### [Reading passage]
○ ○ ○

Warner Bros. Movie World
- Cost: A$18,000,000
- Opening date: 26 December 1998

General statistics
- Manufacturer: Hopkins Rides
- Designer: Warner Bros. Movie World
- Model: Super Flume
- Course: Custom
- Lift system: 2 conveyor belt lift hills
- Height: 35 m (115 ft)
- Drop: 20 m (66 ft)
- Speed: 70 km/h (43 mph)
- Capacity: 600 riders per hour
- Duration: 6 minutes
- Height restriction: 95 cm (3 ft 1 in)
- Must transfer from wheelchair

= Wild West Falls Adventure Ride =

Flume ride at Warner Bros. Movie World

Wild West Falls Adventure Ride (formerly Wild Wild West) is an 8-seater flume ride at Warner Bros. Movie World on the Gold Coast, Australia. The ride features geysers, mine shafts, a ghost town and an inevitable drop as the climax of the ride. The drop is the largest of its kind in Australia.

==History==
Wild West Falls Adventure Ride was originally scheduled to be named Rio Bravo and themed after the film of the same name. The ride's name was then changed to Wild Wild West after the film of the same name starring Will Smith and Kevin Kline. The mountain peak was destroyed before being placed in position in an accident prior to opening.

○ ○ ○

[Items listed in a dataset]
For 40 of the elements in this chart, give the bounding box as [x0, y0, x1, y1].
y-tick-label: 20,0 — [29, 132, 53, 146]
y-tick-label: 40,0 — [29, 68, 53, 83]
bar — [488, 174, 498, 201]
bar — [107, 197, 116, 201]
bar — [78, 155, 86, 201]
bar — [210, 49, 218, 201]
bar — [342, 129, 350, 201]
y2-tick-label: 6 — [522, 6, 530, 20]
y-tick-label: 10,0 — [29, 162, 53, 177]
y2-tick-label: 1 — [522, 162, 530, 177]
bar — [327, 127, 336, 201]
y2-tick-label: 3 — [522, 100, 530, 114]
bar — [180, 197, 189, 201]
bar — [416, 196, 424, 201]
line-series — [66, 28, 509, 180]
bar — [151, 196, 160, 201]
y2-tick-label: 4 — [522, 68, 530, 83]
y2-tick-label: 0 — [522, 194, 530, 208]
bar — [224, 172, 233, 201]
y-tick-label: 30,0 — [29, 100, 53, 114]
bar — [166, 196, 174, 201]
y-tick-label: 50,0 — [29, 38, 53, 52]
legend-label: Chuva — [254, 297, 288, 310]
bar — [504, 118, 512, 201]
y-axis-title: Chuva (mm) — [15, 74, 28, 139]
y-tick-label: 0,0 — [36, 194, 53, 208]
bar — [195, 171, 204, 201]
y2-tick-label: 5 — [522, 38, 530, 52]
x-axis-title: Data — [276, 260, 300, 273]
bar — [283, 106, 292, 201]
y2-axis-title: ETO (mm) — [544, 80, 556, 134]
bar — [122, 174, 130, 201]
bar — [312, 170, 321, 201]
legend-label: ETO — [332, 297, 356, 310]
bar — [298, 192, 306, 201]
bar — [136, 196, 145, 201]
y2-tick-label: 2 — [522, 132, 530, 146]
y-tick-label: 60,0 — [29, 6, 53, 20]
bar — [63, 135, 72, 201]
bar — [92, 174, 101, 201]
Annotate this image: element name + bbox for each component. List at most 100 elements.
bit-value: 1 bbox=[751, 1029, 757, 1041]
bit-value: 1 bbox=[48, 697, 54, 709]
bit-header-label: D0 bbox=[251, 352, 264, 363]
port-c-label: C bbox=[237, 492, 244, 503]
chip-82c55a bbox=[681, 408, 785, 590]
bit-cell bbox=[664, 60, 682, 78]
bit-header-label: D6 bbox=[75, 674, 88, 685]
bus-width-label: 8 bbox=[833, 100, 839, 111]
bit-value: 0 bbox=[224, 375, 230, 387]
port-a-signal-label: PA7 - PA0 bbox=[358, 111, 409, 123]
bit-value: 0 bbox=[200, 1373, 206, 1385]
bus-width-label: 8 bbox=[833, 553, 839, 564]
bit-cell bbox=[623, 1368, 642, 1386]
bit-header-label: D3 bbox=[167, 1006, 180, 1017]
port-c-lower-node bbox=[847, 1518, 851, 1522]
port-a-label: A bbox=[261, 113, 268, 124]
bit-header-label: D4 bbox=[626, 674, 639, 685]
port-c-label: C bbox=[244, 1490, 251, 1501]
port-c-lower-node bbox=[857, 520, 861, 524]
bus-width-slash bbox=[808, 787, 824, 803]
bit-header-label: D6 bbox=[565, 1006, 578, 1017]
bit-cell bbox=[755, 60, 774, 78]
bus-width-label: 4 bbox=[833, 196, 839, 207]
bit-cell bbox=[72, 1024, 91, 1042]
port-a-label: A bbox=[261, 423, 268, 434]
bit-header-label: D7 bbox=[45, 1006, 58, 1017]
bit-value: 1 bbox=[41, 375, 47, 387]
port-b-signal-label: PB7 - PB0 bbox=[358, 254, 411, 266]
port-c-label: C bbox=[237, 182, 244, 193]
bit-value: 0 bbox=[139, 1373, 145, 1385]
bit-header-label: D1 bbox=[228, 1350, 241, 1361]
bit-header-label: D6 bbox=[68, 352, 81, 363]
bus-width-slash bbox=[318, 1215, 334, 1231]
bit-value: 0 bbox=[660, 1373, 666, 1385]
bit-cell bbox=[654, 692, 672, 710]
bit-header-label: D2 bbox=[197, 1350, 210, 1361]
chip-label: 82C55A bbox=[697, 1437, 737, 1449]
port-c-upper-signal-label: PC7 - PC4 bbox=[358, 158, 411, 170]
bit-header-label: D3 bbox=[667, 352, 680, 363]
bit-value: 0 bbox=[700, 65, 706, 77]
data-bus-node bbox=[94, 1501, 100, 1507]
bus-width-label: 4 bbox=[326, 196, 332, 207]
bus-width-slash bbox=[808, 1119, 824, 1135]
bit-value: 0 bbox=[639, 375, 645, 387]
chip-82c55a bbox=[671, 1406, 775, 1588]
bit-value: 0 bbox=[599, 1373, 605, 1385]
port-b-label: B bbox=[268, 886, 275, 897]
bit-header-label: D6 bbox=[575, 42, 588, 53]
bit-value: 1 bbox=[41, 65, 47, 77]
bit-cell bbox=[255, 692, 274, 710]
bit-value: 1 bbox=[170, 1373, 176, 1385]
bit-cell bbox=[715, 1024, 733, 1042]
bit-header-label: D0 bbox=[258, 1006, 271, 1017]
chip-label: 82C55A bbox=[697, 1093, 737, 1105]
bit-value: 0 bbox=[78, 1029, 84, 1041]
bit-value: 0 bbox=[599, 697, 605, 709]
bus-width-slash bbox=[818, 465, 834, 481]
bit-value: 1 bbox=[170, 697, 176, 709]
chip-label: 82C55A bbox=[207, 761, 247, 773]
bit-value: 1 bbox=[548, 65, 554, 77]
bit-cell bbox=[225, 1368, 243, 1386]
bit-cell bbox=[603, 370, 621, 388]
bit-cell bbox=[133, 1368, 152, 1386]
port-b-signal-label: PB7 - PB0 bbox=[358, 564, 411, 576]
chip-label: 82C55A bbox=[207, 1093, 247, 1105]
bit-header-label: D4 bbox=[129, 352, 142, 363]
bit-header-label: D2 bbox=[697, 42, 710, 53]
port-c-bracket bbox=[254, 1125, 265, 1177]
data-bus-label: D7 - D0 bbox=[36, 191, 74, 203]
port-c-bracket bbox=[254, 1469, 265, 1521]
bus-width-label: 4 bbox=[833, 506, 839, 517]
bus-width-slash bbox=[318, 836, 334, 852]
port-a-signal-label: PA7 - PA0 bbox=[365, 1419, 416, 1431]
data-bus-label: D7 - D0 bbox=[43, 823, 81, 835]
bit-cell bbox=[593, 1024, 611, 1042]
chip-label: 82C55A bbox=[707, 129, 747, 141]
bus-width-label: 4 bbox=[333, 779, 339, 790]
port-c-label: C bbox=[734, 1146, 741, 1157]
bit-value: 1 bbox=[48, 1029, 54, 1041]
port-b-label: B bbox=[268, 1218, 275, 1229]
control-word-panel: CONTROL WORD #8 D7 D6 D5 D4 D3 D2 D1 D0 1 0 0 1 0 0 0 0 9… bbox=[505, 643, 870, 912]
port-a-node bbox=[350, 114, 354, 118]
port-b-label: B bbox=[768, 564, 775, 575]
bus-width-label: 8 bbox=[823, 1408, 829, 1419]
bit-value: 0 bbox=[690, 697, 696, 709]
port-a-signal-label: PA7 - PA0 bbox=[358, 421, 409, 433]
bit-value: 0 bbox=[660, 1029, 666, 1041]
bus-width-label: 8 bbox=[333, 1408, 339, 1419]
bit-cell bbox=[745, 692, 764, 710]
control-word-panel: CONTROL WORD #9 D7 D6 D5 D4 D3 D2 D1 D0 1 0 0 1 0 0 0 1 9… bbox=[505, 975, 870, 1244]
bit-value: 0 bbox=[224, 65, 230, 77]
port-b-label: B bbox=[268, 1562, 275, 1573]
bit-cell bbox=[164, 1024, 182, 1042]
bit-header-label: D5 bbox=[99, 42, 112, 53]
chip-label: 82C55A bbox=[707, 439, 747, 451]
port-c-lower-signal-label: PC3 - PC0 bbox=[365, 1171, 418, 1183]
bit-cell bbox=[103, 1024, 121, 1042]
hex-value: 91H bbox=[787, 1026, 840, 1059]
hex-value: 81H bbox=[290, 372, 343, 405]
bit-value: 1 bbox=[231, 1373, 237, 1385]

○ ○ ○

### [Instructions]
**A)** Repeat the stretch of the Wild West Falls Adventure Ride passage from "- Must transfer" through "prior to opening." word for word.
**B)** Write what comes next in the Wild West Falls Adventure Ride passage, starting after its final sentence.

### [Answers to each task]
**A)**
- Must transfer from wheelchair

= Wild West Falls Adventure Ride =

Flume ride at Warner Bros. Movie World

Wild West Falls Adventure Ride (formerly Wild Wild West) is an 8-seater flume ride at Warner Bros. Movie World on the Gold Coast, Australia. The ride features geysers, mine shafts, a ghost town and an inevitable drop as the climax of the ride. The drop is the largest of its kind in Australia.

==History==
Wild West Falls Adventure Ride was originally scheduled to be named Rio Bravo and themed after the film of the same name. The ride's name was then changed to Wild Wild West after the film of the same name starring Will Smith and Kevin Kline. The mountain peak was destroyed before being placed in position in an accident prior to opening.

**B)**
The ride officially opened to the public on 26 December 1998.

Wild Wild West had its name changed to Wild West Falls Adventure Ride in 2001 due to a licensing dispute. Despite this, a video shown in the queue for the ride depicting scenes from various classic Warner Bros. westerns as well as Wild Wild Wests trailer and music video, remains in use.

The ride was closed in December 2003 when an after hours fire caused significant damage to the top of the ride. After repairs and modifications, it was reopened a few weeks later.

In 2002, a similar ride called the Rio Bravo (named after the film) opened at Parque Warner Madrid (then known as Warner Bros. Movie World Madrid). It was manufactured by Intamin.

In August 2022, several changes were made during the ride's annual maintenance period. Changes included replacing the constant motion station with a 3 position station where boats come to a complete stop for loading and unloading, adding load gates in the style of saloon doors, upgrading the control system for theming elements, and replacing the boats with 14 new boats manufactured by WhiteWater West. The new boats have individual hydraulic lap bars that restrain riders more securely than the previous ratchet lap bars. However, the new boats and removal of the constant motion station reduced the ride's capacity from 1440 riders per hour to 600 riders per hour.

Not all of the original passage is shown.